═══ Source records ═══
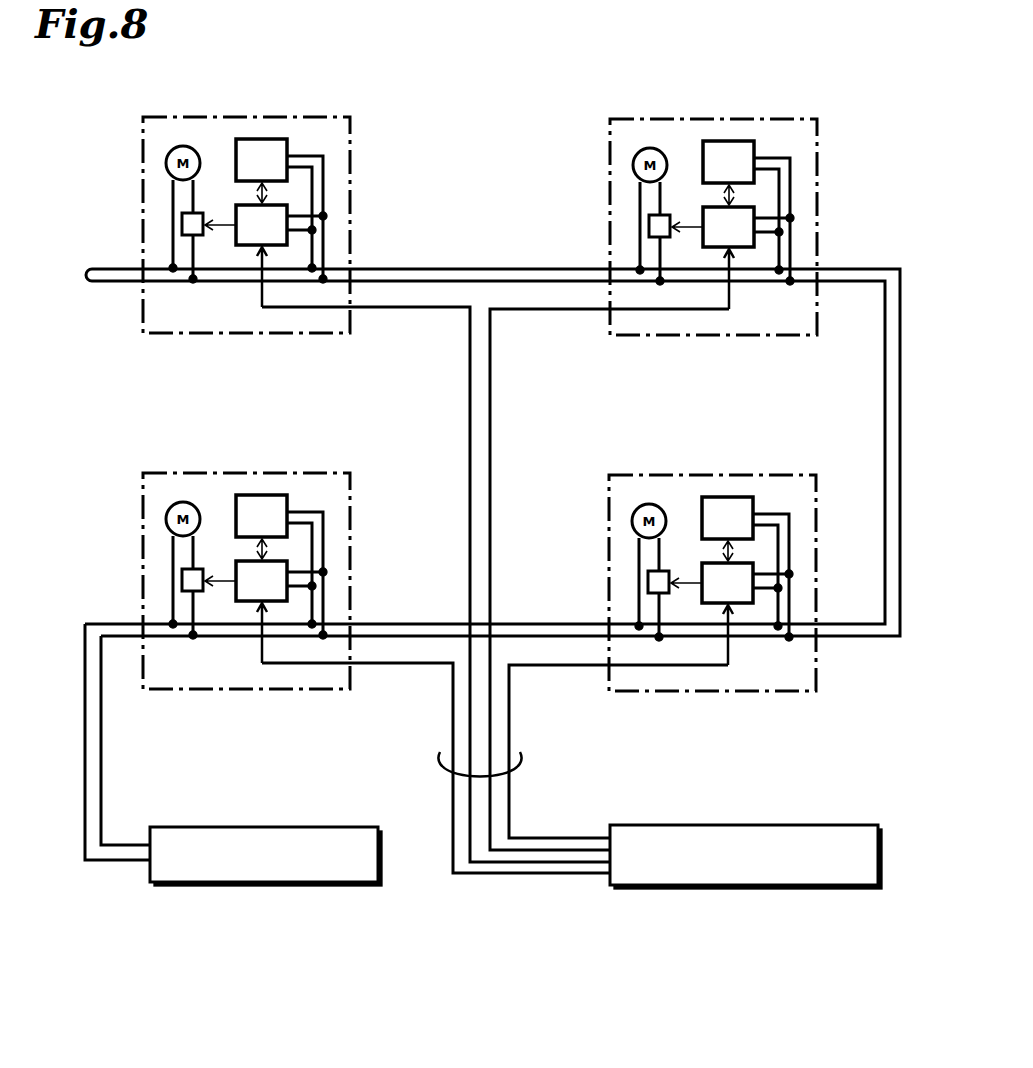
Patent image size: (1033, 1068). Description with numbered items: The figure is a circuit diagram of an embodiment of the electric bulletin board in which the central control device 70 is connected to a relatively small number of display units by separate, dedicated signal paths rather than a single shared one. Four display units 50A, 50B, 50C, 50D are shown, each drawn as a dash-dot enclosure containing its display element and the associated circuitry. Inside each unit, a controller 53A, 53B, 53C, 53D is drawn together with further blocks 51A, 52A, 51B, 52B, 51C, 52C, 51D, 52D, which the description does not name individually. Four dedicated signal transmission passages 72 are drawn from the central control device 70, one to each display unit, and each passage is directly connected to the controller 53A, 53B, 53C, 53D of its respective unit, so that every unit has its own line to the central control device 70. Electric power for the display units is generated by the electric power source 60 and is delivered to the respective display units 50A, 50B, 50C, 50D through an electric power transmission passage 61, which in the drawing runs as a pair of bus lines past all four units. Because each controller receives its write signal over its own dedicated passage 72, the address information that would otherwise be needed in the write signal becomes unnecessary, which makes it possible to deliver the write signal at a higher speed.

The display unit 50A is at (192, 115).
The motor driver A 51A is at (200, 213).
The communication section A 52A is at (277, 139).
The controller 53A is at (273, 245).
The display unit 50B is at (713, 197).
The motor driver B 51B is at (708, 161).
The communication section B 52B is at (755, 153).
The controller 53B is at (755, 291).
The display unit 50C is at (246, 551).
The motor driver C 51C is at (241, 515).
The communication section C 52C is at (288, 507).
The controller 53C is at (288, 645).
The display unit 50D is at (712, 553).
The motor driver D 51D is at (708, 517).
The communication section D 52D is at (755, 509).
The controller 53D is at (755, 647).
The electric power source 60 is at (235, 882).
The electric power transmission passage 61 is at (128, 847).
The central control device 70 is at (707, 885).
The signal transmission passages 72 is at (522, 764).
═══
## Task instructions
Can you render the data, from its beginning through the line containing "The controller 53A is at (273, 245).", as a JSON list of strings with one string per line, omitting blank lines and leaving out the pictures?

## Task response
[
  "Patent image size: (1033, 1068). Description with numbered items: The figure is a circuit diagram of an embodiment of the electric bulletin board in which the central control device 70 is connected to a relatively small number of display units by separate, dedicated signal paths rather than a single shared one. Four display units 50A, 50B, 50C, 50D are shown, each drawn as a dash-dot enclosure containing its display element and the associated circuitry. Inside each unit, a controller 53A, 53B, 53C, 53D is drawn together with further blocks 51A, 52A, 51B, 52B, 51C, 52C, 51D, 52D, which the description does not name individually. Four dedicated signal transmission passages 72 are drawn from the central control device 70, one to each display unit, and each passage is directly connected to the controller 53A, 53B, 53C, 53D of its respective unit, so that every unit has its own line to the central control device 70. Electric power for the display units is generated by the electric power source 60 and is delivered to the respective display units 50A, 50B, 50C, 50D through an electric power transmission passage 61, which in the drawing runs as a pair of bus lines past all four units. Because each controller receives its write signal over its own dedicated passage 72, the address information that would otherwise be needed in the write signal becomes unnecessary, which makes it possible to deliver the write signal at a higher speed.",
  "The display unit 50A is at (192, 115).",
  "The motor driver A 51A is at (200, 213).",
  "The communication section A 52A is at (277, 139).",
  "The controller 53A is at (273, 245)."
]